EXERCISE DETAILS
Copy every line with the string "content" in it.

----- EXERCISE MATERIAL

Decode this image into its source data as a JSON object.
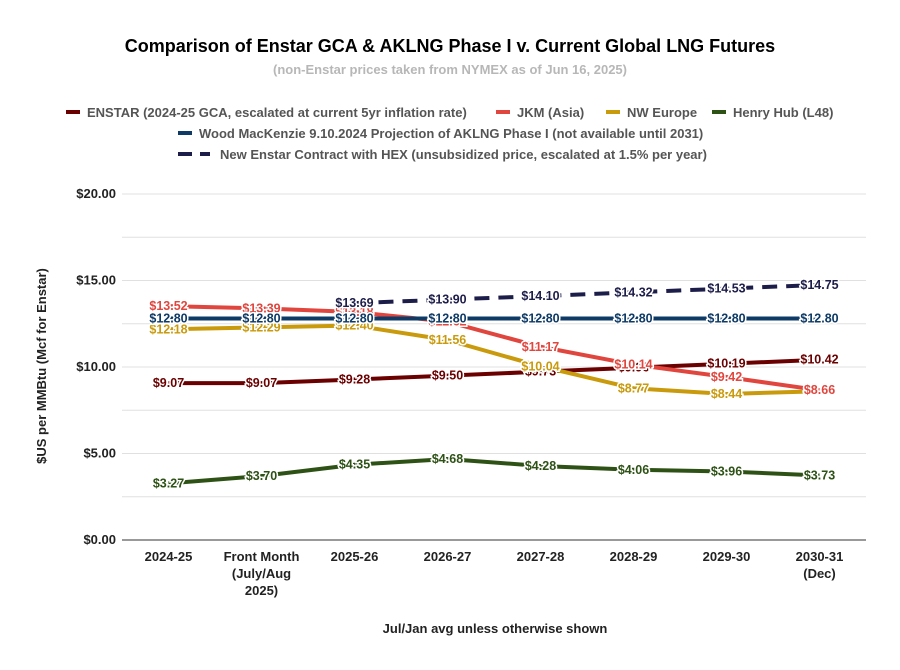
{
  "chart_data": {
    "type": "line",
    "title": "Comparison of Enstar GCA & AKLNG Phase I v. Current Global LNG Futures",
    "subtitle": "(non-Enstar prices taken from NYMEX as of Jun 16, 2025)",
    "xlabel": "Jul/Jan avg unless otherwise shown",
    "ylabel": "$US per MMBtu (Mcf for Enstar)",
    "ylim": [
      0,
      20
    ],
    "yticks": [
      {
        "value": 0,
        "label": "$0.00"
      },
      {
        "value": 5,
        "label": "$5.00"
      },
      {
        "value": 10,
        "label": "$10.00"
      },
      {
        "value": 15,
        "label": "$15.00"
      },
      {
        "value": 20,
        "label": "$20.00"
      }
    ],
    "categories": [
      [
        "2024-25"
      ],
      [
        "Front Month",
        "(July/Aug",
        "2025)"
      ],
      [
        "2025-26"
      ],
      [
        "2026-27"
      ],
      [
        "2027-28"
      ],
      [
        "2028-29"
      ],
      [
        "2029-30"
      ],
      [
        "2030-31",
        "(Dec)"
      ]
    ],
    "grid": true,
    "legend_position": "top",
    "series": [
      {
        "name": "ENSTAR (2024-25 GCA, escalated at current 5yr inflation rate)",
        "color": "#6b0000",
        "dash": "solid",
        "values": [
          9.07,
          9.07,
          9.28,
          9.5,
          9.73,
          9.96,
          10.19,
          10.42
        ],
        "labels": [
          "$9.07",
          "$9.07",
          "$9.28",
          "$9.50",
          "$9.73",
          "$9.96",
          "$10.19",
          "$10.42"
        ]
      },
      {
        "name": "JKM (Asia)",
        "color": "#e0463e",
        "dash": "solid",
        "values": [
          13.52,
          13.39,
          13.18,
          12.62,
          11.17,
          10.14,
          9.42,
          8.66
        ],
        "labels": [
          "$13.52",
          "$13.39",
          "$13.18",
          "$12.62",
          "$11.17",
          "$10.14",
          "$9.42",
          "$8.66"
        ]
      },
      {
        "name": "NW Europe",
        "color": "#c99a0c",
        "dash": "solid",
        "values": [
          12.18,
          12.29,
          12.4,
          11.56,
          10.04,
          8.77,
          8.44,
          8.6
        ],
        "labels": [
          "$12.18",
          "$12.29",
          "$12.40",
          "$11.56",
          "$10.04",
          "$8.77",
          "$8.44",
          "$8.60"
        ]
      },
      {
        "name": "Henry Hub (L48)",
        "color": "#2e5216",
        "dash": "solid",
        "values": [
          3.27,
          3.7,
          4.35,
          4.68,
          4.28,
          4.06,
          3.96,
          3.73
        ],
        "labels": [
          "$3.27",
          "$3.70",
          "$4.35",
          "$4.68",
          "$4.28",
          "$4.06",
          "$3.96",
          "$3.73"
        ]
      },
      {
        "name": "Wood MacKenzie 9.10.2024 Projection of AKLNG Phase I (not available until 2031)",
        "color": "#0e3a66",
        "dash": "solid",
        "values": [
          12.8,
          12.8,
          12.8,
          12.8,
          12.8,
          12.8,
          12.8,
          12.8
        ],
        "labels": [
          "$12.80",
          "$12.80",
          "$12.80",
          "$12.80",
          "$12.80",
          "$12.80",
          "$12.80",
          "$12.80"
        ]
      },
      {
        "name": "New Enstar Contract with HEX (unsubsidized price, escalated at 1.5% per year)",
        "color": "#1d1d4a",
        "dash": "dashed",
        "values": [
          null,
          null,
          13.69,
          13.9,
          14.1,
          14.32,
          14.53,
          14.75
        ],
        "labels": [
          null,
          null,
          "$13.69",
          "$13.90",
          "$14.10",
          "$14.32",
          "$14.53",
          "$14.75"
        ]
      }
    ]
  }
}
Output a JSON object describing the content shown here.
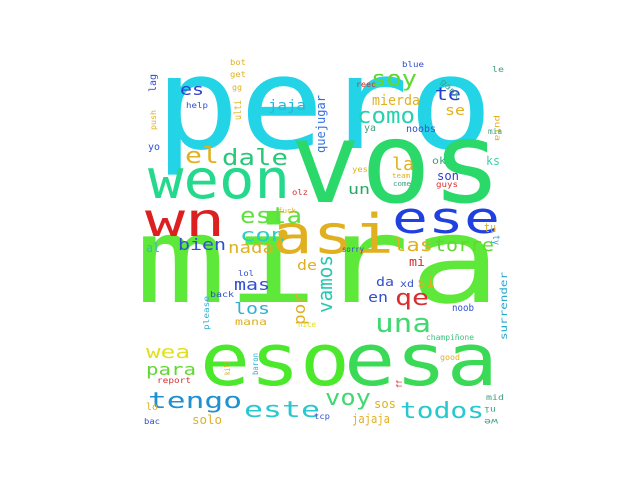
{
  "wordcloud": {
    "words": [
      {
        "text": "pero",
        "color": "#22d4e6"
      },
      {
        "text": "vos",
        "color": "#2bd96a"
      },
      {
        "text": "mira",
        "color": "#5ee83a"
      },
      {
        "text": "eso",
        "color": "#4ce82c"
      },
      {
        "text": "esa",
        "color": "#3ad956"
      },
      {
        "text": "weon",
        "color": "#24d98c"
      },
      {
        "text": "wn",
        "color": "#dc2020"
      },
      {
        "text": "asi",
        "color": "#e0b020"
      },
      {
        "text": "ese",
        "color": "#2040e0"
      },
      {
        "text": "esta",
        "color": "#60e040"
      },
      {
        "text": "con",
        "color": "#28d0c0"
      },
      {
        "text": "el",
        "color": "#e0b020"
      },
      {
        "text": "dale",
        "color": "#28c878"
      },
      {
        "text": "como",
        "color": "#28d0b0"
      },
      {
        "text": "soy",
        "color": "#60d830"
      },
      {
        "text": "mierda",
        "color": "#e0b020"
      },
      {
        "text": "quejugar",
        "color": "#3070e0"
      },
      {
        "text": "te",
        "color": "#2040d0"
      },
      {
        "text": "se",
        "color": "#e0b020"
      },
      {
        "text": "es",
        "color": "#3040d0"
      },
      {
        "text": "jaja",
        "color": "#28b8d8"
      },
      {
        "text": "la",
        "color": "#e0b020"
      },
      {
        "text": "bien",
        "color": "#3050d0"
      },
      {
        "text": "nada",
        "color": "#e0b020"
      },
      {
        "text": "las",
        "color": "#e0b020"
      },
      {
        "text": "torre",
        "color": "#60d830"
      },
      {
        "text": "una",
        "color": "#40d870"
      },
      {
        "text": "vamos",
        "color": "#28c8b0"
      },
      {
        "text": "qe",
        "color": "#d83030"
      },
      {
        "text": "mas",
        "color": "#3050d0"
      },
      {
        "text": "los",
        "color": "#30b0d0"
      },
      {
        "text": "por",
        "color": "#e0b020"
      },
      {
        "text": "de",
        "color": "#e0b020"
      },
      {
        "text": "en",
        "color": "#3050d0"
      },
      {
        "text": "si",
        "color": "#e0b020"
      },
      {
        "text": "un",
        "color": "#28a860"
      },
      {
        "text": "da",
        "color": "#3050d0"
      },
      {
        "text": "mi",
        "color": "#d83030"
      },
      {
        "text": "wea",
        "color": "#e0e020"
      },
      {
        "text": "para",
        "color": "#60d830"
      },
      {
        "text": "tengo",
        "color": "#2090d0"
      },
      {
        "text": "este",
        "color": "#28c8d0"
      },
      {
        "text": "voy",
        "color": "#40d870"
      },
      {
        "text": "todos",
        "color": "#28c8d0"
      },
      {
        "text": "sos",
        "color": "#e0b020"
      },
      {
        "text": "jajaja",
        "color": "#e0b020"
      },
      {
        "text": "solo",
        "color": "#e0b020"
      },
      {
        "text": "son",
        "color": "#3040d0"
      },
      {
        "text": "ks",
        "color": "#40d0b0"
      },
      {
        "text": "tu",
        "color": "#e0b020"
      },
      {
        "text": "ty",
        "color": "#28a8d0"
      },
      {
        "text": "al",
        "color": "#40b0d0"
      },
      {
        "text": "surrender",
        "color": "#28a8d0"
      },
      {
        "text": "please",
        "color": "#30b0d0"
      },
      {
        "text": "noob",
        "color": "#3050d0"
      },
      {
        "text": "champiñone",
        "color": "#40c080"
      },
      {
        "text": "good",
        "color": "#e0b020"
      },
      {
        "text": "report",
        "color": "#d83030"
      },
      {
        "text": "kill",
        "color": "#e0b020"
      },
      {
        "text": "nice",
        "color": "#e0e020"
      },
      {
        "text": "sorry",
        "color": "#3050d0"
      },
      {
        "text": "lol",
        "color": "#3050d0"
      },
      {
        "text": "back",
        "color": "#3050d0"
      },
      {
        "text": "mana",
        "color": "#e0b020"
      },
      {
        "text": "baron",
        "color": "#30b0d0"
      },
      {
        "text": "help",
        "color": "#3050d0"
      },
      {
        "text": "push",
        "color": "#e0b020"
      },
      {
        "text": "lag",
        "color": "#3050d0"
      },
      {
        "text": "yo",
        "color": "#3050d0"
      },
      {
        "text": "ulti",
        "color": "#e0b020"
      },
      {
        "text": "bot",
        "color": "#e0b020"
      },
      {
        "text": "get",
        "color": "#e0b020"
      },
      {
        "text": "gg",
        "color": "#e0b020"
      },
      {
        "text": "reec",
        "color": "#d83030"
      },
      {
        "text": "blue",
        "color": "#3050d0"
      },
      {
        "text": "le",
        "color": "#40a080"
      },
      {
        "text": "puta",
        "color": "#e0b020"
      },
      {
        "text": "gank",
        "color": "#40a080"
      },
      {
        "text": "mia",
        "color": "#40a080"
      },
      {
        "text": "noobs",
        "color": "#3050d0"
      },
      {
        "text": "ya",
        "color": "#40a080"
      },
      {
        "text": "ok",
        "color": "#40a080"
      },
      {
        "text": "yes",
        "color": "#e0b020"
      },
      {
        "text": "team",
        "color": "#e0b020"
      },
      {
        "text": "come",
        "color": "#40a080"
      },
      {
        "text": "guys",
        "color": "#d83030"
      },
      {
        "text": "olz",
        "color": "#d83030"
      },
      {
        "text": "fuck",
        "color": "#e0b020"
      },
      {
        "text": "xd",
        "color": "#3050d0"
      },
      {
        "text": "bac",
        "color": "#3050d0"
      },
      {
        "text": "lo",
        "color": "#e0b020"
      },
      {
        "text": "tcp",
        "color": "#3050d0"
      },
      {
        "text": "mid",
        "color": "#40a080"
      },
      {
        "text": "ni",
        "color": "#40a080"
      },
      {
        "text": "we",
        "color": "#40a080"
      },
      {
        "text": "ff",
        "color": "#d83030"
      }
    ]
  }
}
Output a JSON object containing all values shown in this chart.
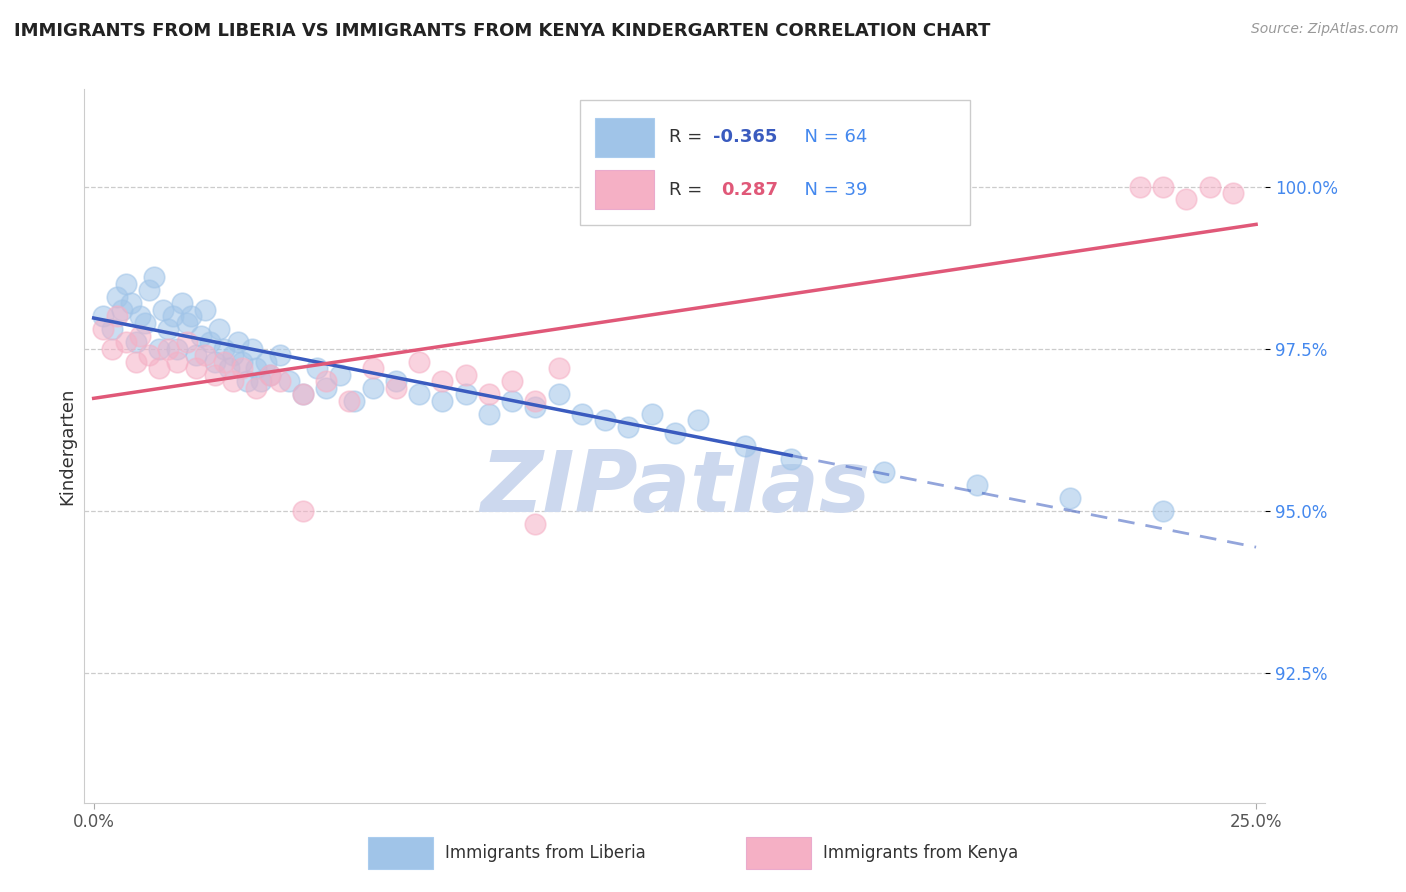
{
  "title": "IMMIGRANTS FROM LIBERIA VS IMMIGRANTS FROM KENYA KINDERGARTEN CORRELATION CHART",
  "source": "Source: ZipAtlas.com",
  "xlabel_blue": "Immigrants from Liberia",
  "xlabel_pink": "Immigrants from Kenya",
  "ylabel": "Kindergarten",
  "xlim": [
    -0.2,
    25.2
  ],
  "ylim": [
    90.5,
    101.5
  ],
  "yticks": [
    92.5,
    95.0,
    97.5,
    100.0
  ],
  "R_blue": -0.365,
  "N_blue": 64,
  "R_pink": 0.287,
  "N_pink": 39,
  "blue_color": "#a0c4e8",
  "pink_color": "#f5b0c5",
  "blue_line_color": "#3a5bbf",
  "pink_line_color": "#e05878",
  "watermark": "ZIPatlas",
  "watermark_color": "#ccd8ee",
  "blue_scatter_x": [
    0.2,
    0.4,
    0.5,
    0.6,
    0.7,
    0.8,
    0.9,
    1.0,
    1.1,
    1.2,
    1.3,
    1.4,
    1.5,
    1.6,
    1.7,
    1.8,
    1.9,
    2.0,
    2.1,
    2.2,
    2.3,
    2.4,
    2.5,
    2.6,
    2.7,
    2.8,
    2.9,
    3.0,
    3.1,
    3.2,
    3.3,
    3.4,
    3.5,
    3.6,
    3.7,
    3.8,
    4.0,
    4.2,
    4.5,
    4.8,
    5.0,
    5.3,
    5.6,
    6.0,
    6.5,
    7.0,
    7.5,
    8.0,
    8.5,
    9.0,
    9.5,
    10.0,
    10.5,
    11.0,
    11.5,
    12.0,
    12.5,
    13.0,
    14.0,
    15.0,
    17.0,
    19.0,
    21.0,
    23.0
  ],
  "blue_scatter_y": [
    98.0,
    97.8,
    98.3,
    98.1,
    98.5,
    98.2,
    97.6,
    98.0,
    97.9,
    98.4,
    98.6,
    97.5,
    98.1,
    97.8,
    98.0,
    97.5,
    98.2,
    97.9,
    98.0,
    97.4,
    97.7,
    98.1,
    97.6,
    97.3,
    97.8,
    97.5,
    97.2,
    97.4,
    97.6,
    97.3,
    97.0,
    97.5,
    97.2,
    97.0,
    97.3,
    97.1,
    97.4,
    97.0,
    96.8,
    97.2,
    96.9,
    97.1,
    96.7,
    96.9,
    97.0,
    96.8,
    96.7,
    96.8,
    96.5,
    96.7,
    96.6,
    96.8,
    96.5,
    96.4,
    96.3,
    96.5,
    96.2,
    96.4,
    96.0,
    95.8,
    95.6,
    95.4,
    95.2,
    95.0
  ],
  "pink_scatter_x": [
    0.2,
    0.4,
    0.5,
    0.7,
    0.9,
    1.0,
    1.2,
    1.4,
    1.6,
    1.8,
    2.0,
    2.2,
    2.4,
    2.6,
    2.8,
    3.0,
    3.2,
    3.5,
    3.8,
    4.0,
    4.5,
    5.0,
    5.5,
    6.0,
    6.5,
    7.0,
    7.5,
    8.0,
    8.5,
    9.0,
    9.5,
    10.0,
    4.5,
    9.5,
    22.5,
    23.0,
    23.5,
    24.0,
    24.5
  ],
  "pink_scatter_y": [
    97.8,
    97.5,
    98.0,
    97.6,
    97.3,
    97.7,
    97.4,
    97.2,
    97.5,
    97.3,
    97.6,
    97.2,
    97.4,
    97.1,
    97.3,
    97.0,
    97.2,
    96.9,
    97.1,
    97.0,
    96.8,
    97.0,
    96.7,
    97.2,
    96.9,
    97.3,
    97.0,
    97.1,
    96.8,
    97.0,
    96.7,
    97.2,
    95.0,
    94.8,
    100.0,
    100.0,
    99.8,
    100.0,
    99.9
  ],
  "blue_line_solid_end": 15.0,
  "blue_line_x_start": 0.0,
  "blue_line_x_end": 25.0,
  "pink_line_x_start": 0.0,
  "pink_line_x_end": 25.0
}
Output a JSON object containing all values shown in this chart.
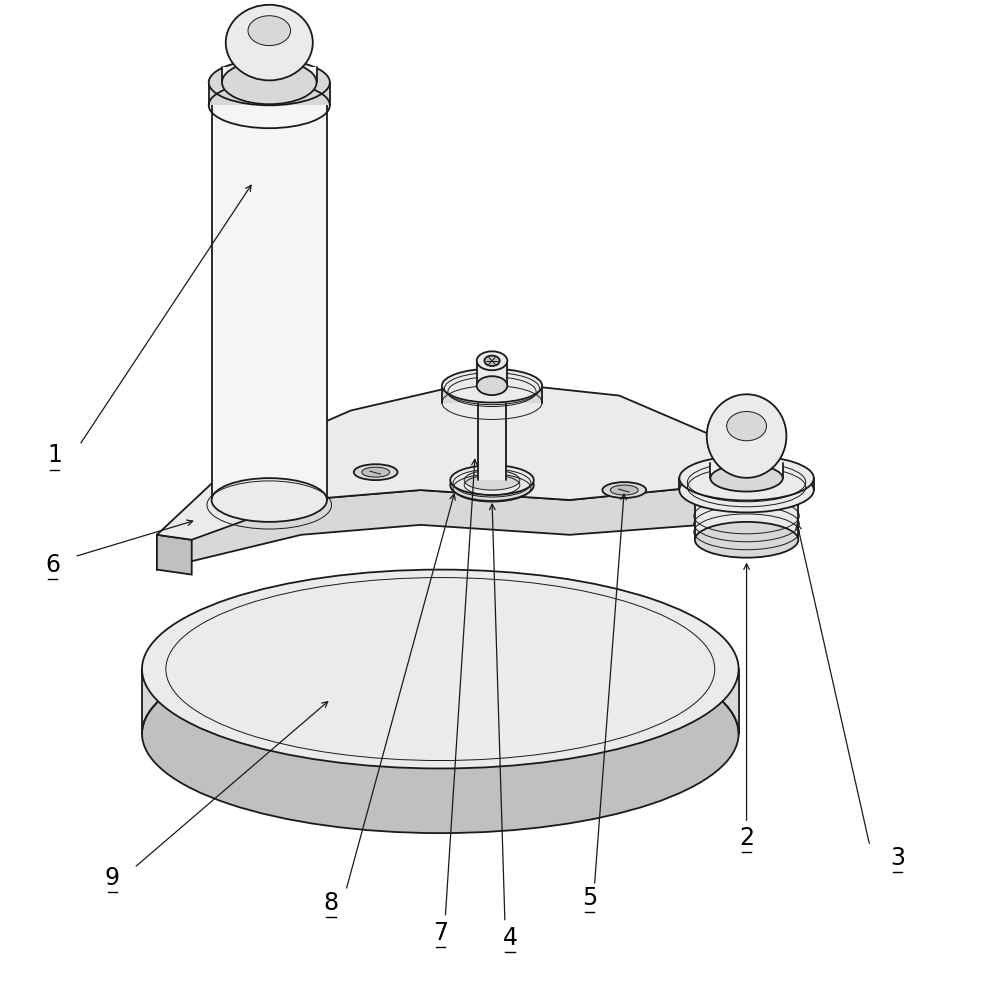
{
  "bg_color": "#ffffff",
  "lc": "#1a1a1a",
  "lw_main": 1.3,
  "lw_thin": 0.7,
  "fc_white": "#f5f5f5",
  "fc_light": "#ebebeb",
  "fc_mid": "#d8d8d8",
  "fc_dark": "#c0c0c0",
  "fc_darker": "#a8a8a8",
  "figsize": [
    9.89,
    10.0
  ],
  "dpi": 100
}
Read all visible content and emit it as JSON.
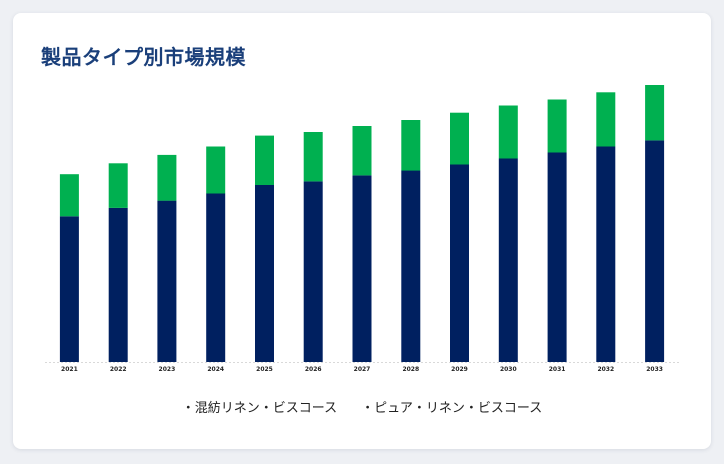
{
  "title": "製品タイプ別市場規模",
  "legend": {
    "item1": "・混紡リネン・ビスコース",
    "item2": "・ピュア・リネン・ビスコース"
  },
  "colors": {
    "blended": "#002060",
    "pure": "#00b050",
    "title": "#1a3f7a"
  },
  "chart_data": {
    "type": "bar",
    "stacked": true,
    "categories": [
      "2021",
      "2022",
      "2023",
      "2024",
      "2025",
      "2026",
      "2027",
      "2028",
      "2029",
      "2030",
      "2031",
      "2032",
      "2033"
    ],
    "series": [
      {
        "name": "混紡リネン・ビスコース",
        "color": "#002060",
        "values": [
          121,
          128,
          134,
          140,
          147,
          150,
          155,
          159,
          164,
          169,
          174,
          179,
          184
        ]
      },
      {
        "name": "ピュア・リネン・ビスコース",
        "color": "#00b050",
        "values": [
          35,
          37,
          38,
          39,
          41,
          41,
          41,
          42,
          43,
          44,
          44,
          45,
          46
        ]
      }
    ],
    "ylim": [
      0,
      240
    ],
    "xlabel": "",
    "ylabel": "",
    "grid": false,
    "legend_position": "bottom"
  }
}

----------

EXPECTED ANSWER
Output a JSON object describing the content shown here.
Read all visible content and emit it as JSON.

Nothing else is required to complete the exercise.